SWE-Bench Pro: Can AI Agents Solve Long-Horizon Software Engineering Tasks?

March 25, 2026

Content

研究背景

(AI Software Engineering) AI Software Engineering 已经从简单的"提需求 -> 代码生成"过渡到了"独自攻克 Repository-level 问题".
(Issue & Pull Request) 提问题并根据问题提交解决方案是 GitHub 最为广泛的场景之一. 其要求贡献者从庞大的仓库中 (庞大体现在文件架构以及代码量) 准确定位针对某个 issue 需要修改的代码块 (这要求模型具有相当的理解和检索能力) 并做出适当修改 (这要求模型具有相当的代码生成能力).
(SWE-Bench:) SWE-Bench 是一个广泛采用的衡量模型上述能力的 benchmark, 但是在现阶段暴露出了一些问题: 1. 数据泄露, 很多大模型可能已经见过相关语料; 2. 难度较低, 很多样本只需要通过几行代码就可以解决, 过于简单.

核心思想

20260325153258

(motivation:) 如上图所示, SWE-Bench Verified 呈现出来如下的特点: 1. 分布不均, django 等仓库在提供的绝大部分的样例, 这可能导致某些特别擅长此类的模型占据优势; 2. 难度较低, 绝大部分样例仅需通过数行代码即可解决.
(SWE-Bench Pro:) 本文所提出的 SWE-Bench Pro 包含 1865 个由人类验证过的问题:
1. (Public) 731 个在 HuggingFace 中公开的样例;
2. (Commercial) 276 个由于版权问题无法公开的样例, 但是作者团队会持续更新不同模型在其上的表现情况;
3. (Held-Out) 单独摘出来 858 个和 Public 来自不同仓库的样例.

20260325154131

上图展示了, SWE-Bench Pro 所需同时修改的 files 数量以及 bug 的类型.
和 SWE-Bench 类似, 每条数据具有如下的属性:

Field	Type	Description	Length / Notes
repo	string	Repository identifier (one of 11 repository classes)	—
instance_id	string	Unique identifier for each instance	65–120 characters
base_commit	string	Git commit hash of the base version	40 characters
patch	string	The golden code patch / diff	1.44k – 180k characters
test_patch	string	Test cases related to the patch	325 – 322k characters
problem_statement	string	Description of the issue being addressed	419 – 8.04k characters
requirements	string	Project requirements or dependencies	124 – 6.7k characters (nullable)

给定条目:
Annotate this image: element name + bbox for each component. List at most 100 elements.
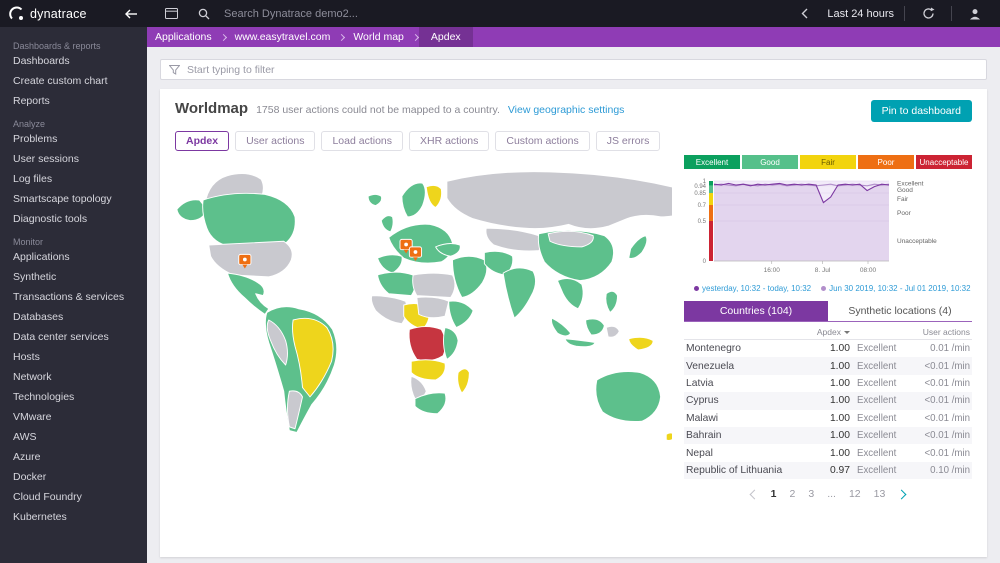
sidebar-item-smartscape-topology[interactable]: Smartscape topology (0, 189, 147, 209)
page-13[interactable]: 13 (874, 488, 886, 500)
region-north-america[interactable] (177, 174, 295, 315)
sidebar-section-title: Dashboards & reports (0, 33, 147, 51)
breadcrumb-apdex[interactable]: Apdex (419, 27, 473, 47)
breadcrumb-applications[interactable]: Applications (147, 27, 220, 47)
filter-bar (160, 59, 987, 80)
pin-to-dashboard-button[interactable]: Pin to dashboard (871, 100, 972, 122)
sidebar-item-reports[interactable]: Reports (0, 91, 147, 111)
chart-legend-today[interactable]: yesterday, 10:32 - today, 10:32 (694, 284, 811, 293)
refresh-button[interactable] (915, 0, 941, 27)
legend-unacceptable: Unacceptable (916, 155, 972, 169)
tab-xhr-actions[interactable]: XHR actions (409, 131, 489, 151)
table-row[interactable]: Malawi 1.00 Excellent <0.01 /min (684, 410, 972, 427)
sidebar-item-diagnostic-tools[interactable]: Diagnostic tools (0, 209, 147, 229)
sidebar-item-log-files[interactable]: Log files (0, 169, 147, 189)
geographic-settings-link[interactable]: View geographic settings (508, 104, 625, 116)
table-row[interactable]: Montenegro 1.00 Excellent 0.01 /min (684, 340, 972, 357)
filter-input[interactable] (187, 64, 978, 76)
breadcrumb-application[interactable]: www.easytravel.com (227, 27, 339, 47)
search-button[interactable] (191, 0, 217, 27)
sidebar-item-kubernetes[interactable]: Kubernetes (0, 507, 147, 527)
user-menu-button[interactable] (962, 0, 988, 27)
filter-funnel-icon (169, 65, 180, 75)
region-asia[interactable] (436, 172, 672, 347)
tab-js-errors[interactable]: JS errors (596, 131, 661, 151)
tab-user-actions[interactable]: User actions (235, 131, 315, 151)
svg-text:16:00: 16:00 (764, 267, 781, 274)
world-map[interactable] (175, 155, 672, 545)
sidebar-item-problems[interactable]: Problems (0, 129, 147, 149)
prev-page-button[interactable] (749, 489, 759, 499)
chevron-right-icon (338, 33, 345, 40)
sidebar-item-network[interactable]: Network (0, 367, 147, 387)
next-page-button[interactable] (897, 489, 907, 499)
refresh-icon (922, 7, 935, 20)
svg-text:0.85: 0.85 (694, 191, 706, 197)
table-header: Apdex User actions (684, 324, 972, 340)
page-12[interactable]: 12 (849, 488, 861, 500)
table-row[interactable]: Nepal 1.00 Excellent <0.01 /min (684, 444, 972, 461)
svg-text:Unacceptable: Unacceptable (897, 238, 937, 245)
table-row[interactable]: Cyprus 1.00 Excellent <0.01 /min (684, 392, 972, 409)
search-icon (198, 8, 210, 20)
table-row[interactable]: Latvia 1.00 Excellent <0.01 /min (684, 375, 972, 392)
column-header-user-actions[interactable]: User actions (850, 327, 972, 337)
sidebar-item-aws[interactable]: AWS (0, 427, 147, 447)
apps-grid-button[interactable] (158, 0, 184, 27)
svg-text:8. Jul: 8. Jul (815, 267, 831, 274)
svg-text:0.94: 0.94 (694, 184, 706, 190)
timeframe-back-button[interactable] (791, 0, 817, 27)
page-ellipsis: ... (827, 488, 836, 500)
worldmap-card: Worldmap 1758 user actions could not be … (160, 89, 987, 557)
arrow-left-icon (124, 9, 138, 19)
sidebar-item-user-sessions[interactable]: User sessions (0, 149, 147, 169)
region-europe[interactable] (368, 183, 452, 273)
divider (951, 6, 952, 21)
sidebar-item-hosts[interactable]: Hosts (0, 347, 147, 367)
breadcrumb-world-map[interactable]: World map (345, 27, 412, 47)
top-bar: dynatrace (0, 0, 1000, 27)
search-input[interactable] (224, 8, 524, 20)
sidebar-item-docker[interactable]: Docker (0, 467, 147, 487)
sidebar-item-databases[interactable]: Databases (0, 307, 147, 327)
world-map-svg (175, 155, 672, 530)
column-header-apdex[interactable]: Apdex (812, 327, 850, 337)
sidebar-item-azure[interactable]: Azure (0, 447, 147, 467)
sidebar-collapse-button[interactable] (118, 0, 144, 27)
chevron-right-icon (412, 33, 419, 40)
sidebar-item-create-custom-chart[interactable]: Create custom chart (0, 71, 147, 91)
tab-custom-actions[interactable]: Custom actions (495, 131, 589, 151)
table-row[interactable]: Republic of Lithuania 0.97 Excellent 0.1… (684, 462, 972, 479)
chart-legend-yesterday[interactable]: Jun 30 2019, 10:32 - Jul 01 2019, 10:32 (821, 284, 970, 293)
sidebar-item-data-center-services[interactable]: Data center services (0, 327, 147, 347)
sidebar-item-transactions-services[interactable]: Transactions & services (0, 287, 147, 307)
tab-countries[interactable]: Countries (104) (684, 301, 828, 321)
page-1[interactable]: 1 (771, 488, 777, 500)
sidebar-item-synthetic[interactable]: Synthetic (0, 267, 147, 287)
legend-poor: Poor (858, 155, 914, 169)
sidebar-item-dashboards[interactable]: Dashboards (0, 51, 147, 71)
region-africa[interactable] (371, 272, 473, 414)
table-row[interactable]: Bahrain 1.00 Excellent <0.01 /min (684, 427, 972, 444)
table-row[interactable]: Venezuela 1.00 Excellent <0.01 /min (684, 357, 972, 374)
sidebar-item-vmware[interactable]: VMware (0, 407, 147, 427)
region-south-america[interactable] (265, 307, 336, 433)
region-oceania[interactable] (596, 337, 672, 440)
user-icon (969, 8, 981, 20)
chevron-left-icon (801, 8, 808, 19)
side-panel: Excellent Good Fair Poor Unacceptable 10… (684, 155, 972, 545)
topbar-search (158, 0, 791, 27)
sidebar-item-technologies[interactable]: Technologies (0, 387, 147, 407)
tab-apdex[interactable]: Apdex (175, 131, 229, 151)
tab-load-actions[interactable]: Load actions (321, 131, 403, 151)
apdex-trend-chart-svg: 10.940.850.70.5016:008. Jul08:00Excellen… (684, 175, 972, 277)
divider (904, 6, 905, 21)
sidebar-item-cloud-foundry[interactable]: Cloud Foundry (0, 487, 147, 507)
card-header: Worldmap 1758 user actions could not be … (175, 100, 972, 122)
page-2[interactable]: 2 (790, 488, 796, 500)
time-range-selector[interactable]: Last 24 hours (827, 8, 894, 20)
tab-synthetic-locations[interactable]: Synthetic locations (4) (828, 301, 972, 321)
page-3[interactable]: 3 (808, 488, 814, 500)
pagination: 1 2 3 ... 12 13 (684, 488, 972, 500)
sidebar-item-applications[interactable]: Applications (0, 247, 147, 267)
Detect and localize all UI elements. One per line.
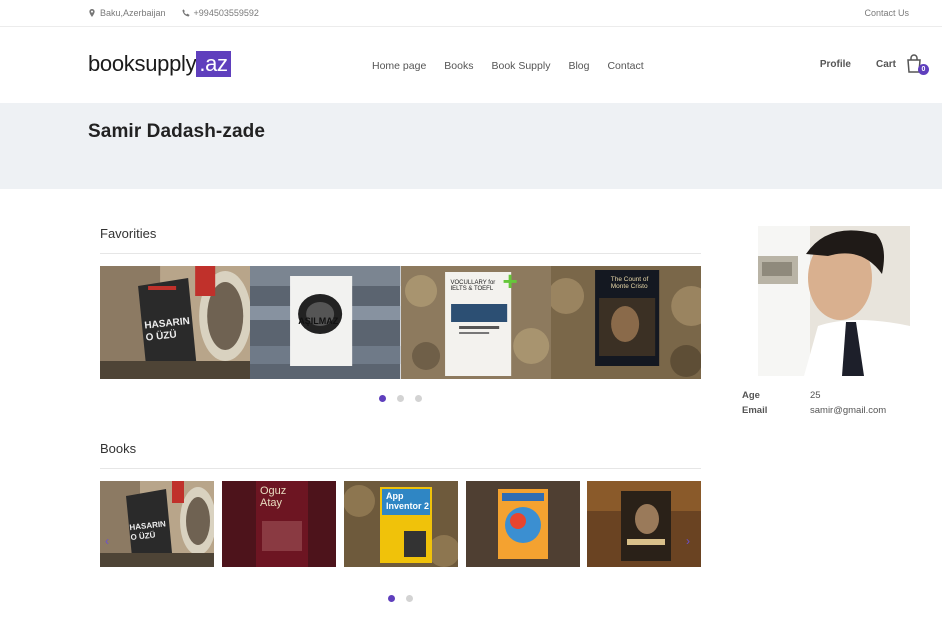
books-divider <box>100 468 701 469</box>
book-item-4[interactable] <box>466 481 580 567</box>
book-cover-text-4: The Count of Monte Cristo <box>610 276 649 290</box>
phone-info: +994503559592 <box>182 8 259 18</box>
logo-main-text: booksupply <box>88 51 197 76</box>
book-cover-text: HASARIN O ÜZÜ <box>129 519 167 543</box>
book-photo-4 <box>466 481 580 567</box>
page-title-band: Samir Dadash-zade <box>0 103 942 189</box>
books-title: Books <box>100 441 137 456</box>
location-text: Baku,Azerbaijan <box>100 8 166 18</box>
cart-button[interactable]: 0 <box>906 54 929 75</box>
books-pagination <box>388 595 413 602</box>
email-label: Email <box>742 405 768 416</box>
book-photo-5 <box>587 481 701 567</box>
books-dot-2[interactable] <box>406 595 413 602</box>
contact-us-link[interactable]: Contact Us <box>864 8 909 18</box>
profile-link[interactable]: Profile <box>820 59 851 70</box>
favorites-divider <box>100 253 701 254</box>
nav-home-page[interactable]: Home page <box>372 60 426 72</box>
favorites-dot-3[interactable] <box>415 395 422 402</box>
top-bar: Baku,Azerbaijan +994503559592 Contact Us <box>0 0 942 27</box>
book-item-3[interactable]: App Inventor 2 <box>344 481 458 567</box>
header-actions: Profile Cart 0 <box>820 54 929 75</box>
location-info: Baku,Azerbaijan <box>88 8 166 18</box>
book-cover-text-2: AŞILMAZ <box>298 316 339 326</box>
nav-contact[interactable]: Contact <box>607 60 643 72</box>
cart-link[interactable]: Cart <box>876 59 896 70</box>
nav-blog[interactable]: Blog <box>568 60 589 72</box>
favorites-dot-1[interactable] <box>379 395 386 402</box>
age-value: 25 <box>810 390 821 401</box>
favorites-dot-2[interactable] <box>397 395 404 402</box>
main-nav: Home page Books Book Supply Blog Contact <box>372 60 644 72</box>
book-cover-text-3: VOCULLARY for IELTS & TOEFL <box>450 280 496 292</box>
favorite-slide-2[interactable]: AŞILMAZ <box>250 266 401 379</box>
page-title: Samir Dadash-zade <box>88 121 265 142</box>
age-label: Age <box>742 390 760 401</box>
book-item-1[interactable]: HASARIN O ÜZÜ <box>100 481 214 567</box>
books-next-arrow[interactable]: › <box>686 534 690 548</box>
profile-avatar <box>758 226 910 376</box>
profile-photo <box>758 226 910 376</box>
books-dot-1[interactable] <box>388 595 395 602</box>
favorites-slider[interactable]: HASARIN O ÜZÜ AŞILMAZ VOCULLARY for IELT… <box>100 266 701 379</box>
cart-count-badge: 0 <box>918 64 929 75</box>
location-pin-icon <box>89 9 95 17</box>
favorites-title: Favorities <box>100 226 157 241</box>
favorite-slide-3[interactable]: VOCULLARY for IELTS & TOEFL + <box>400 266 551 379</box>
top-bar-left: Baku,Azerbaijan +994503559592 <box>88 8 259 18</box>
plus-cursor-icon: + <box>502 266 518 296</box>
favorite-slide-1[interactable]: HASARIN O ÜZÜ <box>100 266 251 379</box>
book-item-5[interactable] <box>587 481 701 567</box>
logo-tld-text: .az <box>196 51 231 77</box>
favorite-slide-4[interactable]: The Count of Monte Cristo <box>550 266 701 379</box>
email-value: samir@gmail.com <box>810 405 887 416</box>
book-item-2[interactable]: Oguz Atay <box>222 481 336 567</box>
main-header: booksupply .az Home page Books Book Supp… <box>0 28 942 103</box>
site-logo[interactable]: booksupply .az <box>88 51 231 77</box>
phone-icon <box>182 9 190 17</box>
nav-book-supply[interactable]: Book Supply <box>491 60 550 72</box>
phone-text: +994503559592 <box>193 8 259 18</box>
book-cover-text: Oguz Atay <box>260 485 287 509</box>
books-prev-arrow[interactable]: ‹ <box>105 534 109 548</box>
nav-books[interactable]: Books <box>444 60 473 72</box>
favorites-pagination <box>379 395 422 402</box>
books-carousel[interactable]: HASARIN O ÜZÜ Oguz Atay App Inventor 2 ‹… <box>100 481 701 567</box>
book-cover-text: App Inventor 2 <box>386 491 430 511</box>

任务要求:
- A) 判断下列三项说法是否与关于 SWE-Bench Pro 的文档相符，每项答"是"或"否"，并原样引用文档中起决定作用的文字：(i) SWE-Bench Pro 共包含 1865 个经人类验证的问题；(ii) Commercial 部分的样例已在 HuggingFace 上公开；(iii) Held-Out 部分的样例与 Public 部分来自相同的仓库。
- B) 根据关于 SWE-Bench Pro 的文档，SWE-Bench 在现阶段暴露出了哪两个问题？

任务结果:
- A)
(i) 是："SWE-Bench Pro 包含 1865 个由人类验证过的问题"
(ii) 否："276 个由于版权问题无法公开的样例"
(iii) 否："单独摘出来 858 个和 Public 来自不同仓库的样例"

- B) 一是数据泄露，很多大模型可能已经见过相关语料；二是难度较低，很多样本只需几行代码就能解决。